Figure dataset records:
___
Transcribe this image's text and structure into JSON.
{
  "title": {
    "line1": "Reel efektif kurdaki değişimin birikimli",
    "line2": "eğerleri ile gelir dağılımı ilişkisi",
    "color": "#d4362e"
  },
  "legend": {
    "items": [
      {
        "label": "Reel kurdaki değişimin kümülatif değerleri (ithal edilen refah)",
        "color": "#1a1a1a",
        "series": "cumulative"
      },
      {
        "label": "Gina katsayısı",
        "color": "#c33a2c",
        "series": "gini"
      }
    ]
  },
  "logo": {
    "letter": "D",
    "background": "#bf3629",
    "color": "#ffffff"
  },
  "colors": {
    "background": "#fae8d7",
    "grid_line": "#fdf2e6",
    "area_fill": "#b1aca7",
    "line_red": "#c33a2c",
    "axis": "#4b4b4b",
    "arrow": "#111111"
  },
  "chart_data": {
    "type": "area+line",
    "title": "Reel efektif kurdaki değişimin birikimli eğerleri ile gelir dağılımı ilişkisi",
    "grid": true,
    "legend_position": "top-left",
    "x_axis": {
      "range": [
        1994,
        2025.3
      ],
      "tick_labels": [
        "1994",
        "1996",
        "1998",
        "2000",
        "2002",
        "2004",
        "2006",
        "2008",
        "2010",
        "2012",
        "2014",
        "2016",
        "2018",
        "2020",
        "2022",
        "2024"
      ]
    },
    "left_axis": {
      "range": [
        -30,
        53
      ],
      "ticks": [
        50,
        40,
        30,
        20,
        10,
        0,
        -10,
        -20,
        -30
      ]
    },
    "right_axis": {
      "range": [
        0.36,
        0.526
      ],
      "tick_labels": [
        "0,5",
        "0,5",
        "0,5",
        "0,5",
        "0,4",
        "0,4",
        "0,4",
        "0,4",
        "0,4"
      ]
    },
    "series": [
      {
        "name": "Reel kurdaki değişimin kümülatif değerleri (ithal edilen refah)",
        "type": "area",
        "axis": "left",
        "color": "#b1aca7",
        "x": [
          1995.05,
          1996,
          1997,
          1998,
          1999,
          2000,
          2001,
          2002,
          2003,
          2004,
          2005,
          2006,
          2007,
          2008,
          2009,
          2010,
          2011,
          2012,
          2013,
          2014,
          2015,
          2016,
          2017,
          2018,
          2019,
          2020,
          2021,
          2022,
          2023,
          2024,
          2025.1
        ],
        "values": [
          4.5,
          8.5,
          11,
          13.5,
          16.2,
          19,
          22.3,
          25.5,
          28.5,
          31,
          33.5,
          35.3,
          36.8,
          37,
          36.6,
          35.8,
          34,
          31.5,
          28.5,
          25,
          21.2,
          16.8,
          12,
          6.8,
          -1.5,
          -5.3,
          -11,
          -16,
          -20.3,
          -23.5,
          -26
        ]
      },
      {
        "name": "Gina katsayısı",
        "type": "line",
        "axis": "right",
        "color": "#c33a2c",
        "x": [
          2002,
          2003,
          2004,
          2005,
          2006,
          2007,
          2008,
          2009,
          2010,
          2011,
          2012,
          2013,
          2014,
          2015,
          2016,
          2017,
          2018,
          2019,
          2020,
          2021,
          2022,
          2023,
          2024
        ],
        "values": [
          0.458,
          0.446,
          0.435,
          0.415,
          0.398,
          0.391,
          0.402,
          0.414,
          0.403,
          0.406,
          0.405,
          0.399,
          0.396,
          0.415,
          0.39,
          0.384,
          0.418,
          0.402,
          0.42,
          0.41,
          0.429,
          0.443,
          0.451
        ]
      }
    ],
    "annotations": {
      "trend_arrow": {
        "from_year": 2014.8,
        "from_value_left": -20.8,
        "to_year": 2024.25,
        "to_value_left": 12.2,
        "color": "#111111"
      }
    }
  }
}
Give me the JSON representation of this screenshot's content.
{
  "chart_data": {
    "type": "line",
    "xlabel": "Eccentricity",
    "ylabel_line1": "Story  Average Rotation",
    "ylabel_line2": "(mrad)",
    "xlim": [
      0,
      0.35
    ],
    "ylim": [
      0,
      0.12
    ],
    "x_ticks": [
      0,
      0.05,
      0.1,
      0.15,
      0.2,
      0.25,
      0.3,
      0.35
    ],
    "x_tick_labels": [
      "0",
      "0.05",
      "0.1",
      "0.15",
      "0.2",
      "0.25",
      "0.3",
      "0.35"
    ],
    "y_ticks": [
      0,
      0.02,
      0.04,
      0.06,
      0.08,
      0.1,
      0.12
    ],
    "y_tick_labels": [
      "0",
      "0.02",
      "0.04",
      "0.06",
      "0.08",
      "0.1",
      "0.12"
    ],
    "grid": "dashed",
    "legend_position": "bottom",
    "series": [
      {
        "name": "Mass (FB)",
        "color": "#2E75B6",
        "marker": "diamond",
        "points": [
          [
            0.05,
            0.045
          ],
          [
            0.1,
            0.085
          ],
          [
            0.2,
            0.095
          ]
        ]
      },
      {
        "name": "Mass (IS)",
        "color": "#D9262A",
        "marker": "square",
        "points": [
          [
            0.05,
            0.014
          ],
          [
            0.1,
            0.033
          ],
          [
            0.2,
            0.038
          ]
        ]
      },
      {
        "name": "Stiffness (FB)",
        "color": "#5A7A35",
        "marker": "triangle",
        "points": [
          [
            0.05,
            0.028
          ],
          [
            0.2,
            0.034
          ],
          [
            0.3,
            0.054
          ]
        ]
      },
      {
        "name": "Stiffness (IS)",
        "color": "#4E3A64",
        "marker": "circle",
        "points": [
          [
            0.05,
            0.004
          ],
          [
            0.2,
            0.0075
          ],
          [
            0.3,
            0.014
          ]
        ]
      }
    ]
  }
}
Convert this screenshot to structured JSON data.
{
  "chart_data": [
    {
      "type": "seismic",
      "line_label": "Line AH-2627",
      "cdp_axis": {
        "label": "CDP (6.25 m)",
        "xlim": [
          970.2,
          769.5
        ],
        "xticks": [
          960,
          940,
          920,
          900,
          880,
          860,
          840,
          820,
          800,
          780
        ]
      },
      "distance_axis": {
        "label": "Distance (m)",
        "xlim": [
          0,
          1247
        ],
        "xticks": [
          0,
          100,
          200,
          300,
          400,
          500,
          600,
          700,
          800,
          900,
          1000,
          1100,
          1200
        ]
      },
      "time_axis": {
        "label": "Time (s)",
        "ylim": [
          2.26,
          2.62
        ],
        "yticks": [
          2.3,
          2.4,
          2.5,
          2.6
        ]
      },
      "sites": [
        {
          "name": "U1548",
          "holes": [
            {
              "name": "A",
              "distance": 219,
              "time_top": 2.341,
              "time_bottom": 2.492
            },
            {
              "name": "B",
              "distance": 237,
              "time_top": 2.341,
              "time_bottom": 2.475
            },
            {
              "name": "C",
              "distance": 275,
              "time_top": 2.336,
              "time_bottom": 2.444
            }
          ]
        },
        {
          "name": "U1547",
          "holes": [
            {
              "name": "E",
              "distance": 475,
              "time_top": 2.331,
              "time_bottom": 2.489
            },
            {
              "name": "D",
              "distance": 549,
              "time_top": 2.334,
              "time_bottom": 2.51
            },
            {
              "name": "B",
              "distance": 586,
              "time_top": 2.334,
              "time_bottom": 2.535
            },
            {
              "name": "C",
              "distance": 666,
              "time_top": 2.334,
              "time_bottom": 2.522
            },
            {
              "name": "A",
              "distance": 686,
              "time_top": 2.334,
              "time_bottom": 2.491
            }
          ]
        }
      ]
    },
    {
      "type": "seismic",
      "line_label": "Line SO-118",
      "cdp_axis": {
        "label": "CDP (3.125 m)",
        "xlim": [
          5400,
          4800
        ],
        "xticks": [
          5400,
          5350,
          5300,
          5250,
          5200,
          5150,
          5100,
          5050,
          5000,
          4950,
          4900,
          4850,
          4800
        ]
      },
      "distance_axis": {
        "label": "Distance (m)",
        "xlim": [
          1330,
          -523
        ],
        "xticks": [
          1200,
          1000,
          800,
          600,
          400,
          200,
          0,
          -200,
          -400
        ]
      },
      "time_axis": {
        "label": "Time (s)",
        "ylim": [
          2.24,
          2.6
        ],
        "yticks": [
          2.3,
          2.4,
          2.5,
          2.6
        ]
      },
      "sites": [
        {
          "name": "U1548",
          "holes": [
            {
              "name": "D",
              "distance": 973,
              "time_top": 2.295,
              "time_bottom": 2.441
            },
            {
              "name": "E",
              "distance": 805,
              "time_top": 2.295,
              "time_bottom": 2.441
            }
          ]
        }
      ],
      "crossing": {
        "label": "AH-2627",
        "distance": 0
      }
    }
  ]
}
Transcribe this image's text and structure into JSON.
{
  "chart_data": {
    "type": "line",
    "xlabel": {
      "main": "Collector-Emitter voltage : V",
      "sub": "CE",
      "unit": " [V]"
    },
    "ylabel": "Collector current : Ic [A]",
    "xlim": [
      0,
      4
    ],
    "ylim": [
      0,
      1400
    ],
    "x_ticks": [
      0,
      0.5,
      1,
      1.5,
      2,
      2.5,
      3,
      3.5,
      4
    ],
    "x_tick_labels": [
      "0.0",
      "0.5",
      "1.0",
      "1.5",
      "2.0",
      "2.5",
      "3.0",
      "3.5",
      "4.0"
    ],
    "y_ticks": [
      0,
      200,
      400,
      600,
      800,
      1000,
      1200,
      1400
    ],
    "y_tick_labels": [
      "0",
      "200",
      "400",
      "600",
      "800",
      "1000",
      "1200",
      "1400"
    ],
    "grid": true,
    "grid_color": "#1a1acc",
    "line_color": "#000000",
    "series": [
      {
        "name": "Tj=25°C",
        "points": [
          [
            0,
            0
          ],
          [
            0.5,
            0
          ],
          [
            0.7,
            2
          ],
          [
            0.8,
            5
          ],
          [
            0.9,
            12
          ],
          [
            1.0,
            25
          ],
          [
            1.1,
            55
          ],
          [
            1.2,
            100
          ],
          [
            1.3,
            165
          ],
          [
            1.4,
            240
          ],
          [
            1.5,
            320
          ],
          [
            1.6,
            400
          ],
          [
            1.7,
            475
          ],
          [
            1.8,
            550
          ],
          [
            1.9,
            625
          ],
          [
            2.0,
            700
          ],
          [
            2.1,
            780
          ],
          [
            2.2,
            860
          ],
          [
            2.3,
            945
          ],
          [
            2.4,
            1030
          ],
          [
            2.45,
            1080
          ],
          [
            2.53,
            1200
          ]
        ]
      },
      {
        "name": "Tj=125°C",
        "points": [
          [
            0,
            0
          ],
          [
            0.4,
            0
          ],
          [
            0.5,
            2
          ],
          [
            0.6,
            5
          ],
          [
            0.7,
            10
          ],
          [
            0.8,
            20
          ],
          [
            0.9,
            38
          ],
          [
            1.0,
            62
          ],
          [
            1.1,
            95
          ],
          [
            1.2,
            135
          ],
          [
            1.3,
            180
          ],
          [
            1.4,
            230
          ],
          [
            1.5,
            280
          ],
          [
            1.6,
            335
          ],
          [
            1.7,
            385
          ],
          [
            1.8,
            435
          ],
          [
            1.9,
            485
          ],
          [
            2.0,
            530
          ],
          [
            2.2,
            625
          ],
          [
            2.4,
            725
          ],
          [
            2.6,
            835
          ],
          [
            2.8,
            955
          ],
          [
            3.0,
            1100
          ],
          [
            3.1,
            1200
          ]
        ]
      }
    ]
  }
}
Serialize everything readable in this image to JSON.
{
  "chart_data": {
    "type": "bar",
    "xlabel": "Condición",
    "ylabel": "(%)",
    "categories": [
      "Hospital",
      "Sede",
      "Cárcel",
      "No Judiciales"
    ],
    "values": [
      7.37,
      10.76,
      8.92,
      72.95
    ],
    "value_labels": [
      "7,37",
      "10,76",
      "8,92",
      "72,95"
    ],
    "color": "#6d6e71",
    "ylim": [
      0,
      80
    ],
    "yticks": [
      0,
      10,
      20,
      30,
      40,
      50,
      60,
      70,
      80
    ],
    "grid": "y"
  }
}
___
— What is required —
Copy out every line from the data above that has "ithal" in it.

— Result of the exercise —
        "label": "Reel kurdaki değişimin kümülatif değerleri (ithal edilen refah)",
        "name": "Reel kurdaki değişimin kümülatif değerleri (ithal edilen refah)",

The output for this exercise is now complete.